[Lines of data]
★ ★ ★
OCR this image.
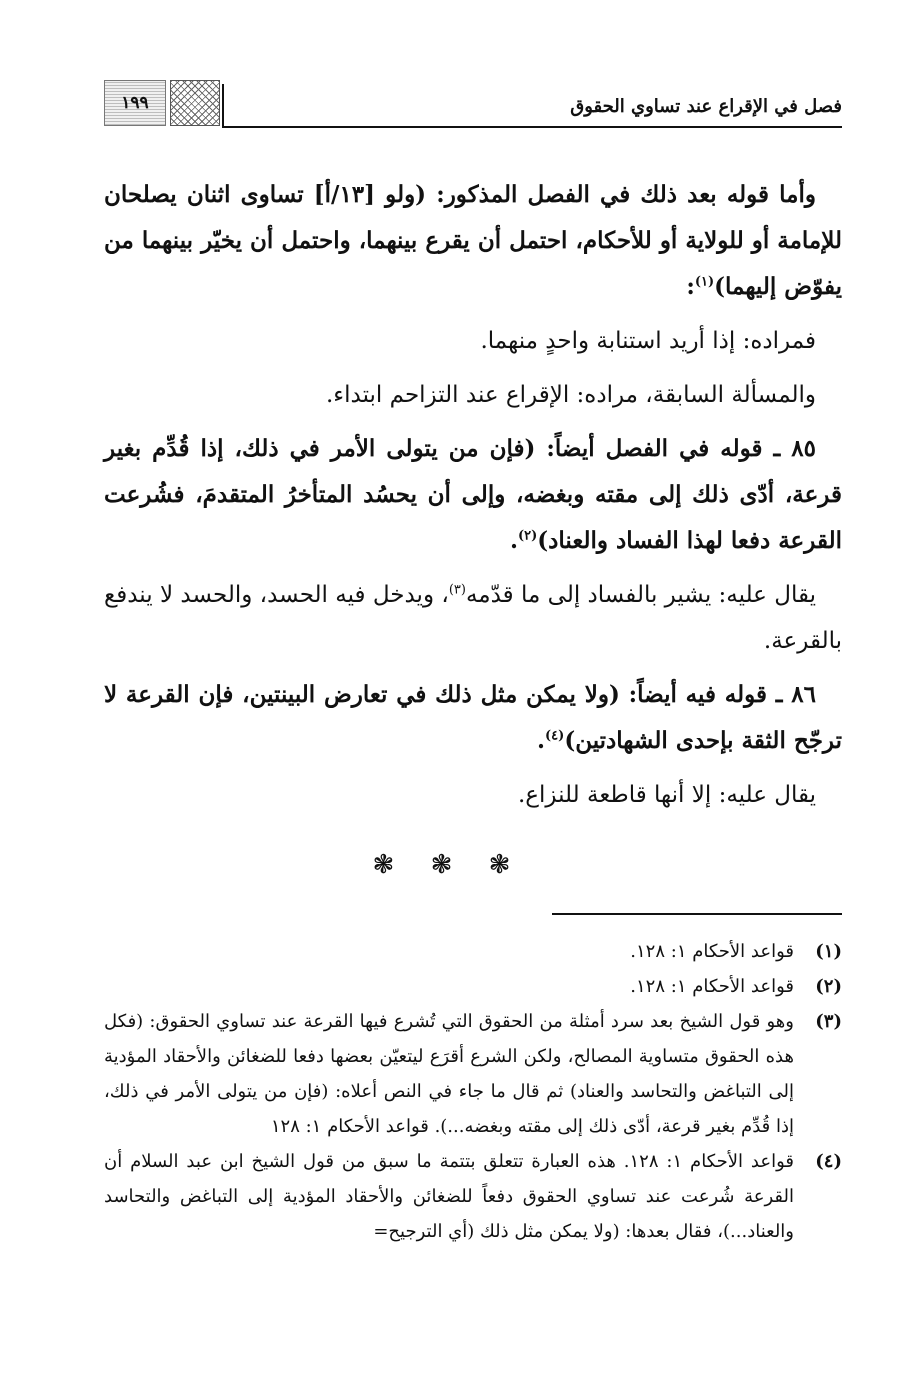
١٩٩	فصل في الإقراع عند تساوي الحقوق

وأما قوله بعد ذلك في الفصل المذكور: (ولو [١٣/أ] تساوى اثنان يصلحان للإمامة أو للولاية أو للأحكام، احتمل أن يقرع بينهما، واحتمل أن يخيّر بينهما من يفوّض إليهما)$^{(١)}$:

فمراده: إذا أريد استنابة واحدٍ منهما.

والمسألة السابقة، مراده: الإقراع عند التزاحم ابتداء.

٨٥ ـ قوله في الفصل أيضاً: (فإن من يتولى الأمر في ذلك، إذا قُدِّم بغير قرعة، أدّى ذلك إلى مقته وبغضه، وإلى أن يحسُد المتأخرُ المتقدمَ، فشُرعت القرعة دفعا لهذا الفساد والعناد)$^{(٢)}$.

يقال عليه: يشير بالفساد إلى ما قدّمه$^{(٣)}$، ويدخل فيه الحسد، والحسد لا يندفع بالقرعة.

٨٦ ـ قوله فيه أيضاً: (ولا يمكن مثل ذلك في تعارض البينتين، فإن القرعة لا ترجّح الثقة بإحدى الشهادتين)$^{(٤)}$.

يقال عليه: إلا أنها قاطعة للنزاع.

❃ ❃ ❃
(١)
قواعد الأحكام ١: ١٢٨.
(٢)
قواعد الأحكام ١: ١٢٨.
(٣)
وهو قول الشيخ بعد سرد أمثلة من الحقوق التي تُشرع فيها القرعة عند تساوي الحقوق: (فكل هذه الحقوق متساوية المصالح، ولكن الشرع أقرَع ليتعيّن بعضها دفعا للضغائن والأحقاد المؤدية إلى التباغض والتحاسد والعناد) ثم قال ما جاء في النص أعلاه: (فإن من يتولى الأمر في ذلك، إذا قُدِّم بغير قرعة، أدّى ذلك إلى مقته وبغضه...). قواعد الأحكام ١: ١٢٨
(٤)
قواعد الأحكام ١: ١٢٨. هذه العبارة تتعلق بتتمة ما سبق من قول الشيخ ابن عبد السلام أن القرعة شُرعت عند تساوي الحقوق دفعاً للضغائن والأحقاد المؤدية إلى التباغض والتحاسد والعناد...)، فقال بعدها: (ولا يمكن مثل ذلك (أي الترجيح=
★ ★ ★
Instructions to follow
Reproduce all the records verbatim, excluding images.

Solved problem
OCR this image.
١٩٩	فصل في الإقراع عند تساوي الحقوق

وأما قوله بعد ذلك في الفصل المذكور: (ولو [١٣/أ] تساوى اثنان يصلحان للإمامة أو للولاية أو للأحكام، احتمل أن يقرع بينهما، واحتمل أن يخيّر بينهما من يفوّض إليهما)$^{(١)}$:

فمراده: إذا أريد استنابة واحدٍ منهما.

والمسألة السابقة، مراده: الإقراع عند التزاحم ابتداء.

٨٥ ـ قوله في الفصل أيضاً: (فإن من يتولى الأمر في ذلك، إذا قُدِّم بغير قرعة، أدّى ذلك إلى مقته وبغضه، وإلى أن يحسُد المتأخرُ المتقدمَ، فشُرعت القرعة دفعا لهذا الفساد والعناد)$^{(٢)}$.

يقال عليه: يشير بالفساد إلى ما قدّمه$^{(٣)}$، ويدخل فيه الحسد، والحسد لا يندفع بالقرعة.

٨٦ ـ قوله فيه أيضاً: (ولا يمكن مثل ذلك في تعارض البينتين، فإن القرعة لا ترجّح الثقة بإحدى الشهادتين)$^{(٤)}$.

يقال عليه: إلا أنها قاطعة للنزاع.

❃ ❃ ❃
(١)
قواعد الأحكام ١: ١٢٨.
(٢)
قواعد الأحكام ١: ١٢٨.
(٣)
وهو قول الشيخ بعد سرد أمثلة من الحقوق التي تُشرع فيها القرعة عند تساوي الحقوق: (فكل هذه الحقوق متساوية المصالح، ولكن الشرع أقرَع ليتعيّن بعضها دفعا للضغائن والأحقاد المؤدية إلى التباغض والتحاسد والعناد) ثم قال ما جاء في النص أعلاه: (فإن من يتولى الأمر في ذلك، إذا قُدِّم بغير قرعة، أدّى ذلك إلى مقته وبغضه...). قواعد الأحكام ١: ١٢٨
(٤)
قواعد الأحكام ١: ١٢٨. هذه العبارة تتعلق بتتمة ما سبق من قول الشيخ ابن عبد السلام أن القرعة شُرعت عند تساوي الحقوق دفعاً للضغائن والأحقاد المؤدية إلى التباغض والتحاسد والعناد...)، فقال بعدها: (ولا يمكن مثل ذلك (أي الترجيح=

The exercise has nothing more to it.